PROBLEM: Copy out every entry from the line containing "cell-r7c2[interactable] — [81, 400, 139, 457]" down to the line containing "cell-r5c9[interactable] — [523, 271, 581, 329]", both included, character for character and nothing else.

RECORDS TO PROCESS:

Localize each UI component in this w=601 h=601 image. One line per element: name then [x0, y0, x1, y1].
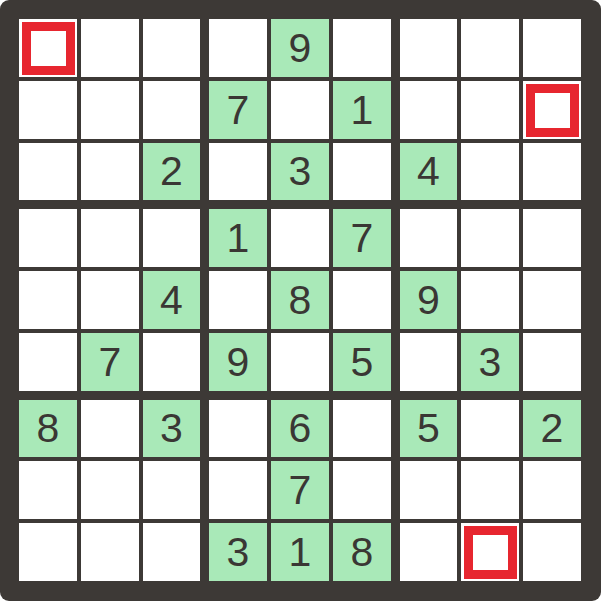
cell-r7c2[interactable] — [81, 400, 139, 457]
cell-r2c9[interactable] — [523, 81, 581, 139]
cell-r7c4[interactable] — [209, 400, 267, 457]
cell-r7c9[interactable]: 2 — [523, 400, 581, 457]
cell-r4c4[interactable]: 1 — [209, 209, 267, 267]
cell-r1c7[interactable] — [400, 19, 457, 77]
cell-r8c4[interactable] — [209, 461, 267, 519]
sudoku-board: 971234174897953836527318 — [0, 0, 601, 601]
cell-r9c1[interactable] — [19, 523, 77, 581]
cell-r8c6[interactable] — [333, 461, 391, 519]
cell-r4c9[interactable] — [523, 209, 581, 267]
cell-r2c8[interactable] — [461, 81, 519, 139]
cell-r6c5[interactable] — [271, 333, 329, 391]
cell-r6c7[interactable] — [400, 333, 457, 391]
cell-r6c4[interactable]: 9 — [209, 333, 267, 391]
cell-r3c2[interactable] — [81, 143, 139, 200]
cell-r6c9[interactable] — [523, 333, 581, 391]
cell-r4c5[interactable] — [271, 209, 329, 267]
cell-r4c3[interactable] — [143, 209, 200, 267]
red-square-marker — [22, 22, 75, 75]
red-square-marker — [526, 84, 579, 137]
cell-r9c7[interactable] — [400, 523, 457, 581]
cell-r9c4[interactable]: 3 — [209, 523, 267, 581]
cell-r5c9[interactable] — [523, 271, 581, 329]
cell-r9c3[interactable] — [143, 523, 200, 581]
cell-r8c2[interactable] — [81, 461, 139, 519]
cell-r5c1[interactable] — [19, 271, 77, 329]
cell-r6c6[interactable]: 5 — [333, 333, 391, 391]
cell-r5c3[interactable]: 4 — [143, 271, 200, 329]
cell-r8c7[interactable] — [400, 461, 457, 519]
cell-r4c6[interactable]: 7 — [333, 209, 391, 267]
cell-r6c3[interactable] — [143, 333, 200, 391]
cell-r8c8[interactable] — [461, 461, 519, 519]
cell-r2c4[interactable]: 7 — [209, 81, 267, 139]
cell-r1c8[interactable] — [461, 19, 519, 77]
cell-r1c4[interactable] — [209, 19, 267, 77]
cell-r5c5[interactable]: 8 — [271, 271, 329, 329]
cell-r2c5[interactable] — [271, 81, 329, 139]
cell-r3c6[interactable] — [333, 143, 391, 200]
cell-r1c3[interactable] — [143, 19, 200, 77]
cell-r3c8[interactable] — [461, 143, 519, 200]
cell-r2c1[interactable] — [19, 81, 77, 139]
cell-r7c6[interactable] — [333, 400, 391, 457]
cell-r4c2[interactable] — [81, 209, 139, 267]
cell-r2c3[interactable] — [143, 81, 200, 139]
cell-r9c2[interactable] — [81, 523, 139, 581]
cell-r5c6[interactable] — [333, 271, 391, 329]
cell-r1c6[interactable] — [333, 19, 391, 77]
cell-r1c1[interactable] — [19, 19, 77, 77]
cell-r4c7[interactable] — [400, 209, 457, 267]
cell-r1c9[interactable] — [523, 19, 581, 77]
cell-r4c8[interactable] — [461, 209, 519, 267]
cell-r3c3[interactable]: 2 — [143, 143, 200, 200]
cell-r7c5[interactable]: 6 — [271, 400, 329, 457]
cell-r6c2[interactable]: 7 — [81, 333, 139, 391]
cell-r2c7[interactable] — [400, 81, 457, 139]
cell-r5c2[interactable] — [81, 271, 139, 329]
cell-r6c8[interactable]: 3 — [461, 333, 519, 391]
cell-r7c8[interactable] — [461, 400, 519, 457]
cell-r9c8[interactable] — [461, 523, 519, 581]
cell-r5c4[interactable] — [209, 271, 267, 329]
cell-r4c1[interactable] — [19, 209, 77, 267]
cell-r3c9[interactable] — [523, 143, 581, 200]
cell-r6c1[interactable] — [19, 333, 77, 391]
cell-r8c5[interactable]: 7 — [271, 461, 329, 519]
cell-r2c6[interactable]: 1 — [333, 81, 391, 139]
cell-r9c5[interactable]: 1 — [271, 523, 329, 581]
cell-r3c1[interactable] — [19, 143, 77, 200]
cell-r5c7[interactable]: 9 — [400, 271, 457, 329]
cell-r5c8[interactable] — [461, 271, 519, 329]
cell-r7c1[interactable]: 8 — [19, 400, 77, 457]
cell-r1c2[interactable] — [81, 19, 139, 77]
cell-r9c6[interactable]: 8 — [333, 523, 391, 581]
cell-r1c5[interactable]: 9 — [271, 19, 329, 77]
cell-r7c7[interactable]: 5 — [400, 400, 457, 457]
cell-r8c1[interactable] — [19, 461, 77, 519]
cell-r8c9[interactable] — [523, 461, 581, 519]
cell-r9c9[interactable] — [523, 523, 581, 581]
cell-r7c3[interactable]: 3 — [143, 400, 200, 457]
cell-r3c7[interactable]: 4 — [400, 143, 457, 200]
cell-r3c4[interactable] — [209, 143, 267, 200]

RESULT OF THE EXERCISE:
cell-r7c2[interactable] — [81, 400, 139, 457]
cell-r2c9[interactable] — [523, 81, 581, 139]
cell-r7c4[interactable] — [209, 400, 267, 457]
cell-r7c9[interactable]: 2 — [523, 400, 581, 457]
cell-r4c4[interactable]: 1 — [209, 209, 267, 267]
cell-r1c7[interactable] — [400, 19, 457, 77]
cell-r8c4[interactable] — [209, 461, 267, 519]
sudoku-board: 971234174897953836527318 — [0, 0, 601, 601]
cell-r9c1[interactable] — [19, 523, 77, 581]
cell-r8c6[interactable] — [333, 461, 391, 519]
cell-r4c9[interactable] — [523, 209, 581, 267]
cell-r2c8[interactable] — [461, 81, 519, 139]
cell-r6c5[interactable] — [271, 333, 329, 391]
cell-r6c7[interactable] — [400, 333, 457, 391]
cell-r6c4[interactable]: 9 — [209, 333, 267, 391]
cell-r3c2[interactable] — [81, 143, 139, 200]
cell-r6c9[interactable] — [523, 333, 581, 391]
cell-r4c5[interactable] — [271, 209, 329, 267]
cell-r4c3[interactable] — [143, 209, 200, 267]
red-square-marker — [22, 22, 75, 75]
red-square-marker — [526, 84, 579, 137]
cell-r9c7[interactable] — [400, 523, 457, 581]
cell-r9c4[interactable]: 3 — [209, 523, 267, 581]
cell-r5c9[interactable] — [523, 271, 581, 329]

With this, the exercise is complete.